Work to complete | Gather the lines from the material that contain "date".

Input material |
=-=-=-=-=

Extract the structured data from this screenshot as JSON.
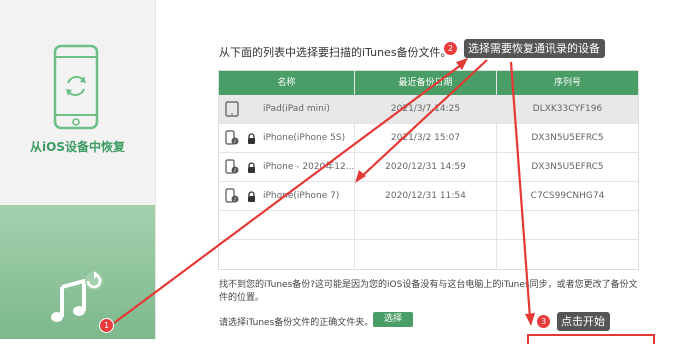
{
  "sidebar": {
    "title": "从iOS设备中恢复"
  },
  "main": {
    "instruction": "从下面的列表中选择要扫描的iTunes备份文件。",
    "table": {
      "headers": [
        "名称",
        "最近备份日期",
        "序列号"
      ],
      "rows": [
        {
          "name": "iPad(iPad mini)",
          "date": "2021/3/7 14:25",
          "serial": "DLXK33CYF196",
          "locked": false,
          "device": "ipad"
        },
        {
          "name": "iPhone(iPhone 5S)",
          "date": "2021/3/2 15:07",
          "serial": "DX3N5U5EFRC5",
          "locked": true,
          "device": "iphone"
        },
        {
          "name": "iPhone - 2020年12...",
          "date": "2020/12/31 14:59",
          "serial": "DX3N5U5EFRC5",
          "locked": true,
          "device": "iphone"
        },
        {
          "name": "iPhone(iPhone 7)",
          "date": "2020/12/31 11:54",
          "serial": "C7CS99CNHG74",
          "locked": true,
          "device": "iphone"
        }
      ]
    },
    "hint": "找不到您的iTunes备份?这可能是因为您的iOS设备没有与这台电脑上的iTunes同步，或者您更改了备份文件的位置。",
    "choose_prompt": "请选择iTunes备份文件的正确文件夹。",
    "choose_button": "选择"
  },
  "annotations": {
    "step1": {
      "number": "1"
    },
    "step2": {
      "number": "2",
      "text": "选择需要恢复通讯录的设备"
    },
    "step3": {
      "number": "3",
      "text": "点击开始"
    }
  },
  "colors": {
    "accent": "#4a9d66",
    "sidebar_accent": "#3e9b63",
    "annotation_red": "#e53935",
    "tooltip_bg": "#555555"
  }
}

=-=-=-=-=

Exercise response |
          "date": "2021/3/7 14:25",
          "date": "2021/3/2 15:07",
          "date": "2020/12/31 14:59",
          "date": "2020/12/31 11:54",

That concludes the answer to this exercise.